═════ Records to use

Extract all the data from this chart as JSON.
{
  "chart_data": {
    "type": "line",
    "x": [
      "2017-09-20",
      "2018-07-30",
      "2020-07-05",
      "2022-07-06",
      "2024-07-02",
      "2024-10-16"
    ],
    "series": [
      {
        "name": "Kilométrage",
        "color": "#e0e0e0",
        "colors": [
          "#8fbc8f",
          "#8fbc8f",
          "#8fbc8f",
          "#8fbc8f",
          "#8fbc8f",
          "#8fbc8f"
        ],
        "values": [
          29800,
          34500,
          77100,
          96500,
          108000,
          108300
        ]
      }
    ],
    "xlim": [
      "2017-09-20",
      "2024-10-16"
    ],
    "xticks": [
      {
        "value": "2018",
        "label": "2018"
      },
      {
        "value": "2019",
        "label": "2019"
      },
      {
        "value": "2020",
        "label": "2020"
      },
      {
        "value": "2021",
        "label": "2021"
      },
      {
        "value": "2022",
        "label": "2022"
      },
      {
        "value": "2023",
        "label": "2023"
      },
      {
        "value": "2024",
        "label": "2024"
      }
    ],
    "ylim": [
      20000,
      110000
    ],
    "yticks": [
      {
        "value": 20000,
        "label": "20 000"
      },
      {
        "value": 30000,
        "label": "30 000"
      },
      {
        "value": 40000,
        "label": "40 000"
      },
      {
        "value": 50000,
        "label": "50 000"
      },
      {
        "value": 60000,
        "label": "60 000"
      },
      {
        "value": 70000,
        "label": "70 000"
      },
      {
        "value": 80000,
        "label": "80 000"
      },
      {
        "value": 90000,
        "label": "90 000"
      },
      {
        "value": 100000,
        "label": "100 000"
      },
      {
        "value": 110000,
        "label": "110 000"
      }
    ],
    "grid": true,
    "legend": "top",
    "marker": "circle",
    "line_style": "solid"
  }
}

══════════

### Task objective
Reproduce the data in full, exactly as presented.

### Exercise answer
Extract all the data from this chart as JSON.
{
  "chart_data": {
    "type": "line",
    "x": [
      "2017-09-20",
      "2018-07-30",
      "2020-07-05",
      "2022-07-06",
      "2024-07-02",
      "2024-10-16"
    ],
    "series": [
      {
        "name": "Kilométrage",
        "color": "#e0e0e0",
        "colors": [
          "#8fbc8f",
          "#8fbc8f",
          "#8fbc8f",
          "#8fbc8f",
          "#8fbc8f",
          "#8fbc8f"
        ],
        "values": [
          29800,
          34500,
          77100,
          96500,
          108000,
          108300
        ]
      }
    ],
    "xlim": [
      "2017-09-20",
      "2024-10-16"
    ],
    "xticks": [
      {
        "value": "2018",
        "label": "2018"
      },
      {
        "value": "2019",
        "label": "2019"
      },
      {
        "value": "2020",
        "label": "2020"
      },
      {
        "value": "2021",
        "label": "2021"
      },
      {
        "value": "2022",
        "label": "2022"
      },
      {
        "value": "2023",
        "label": "2023"
      },
      {
        "value": "2024",
        "label": "2024"
      }
    ],
    "ylim": [
      20000,
      110000
    ],
    "yticks": [
      {
        "value": 20000,
        "label": "20 000"
      },
      {
        "value": 30000,
        "label": "30 000"
      },
      {
        "value": 40000,
        "label": "40 000"
      },
      {
        "value": 50000,
        "label": "50 000"
      },
      {
        "value": 60000,
        "label": "60 000"
      },
      {
        "value": 70000,
        "label": "70 000"
      },
      {
        "value": 80000,
        "label": "80 000"
      },
      {
        "value": 90000,
        "label": "90 000"
      },
      {
        "value": 100000,
        "label": "100 000"
      },
      {
        "value": 110000,
        "label": "110 000"
      }
    ],
    "grid": true,
    "legend": "top",
    "marker": "circle",
    "line_style": "solid"
  }
}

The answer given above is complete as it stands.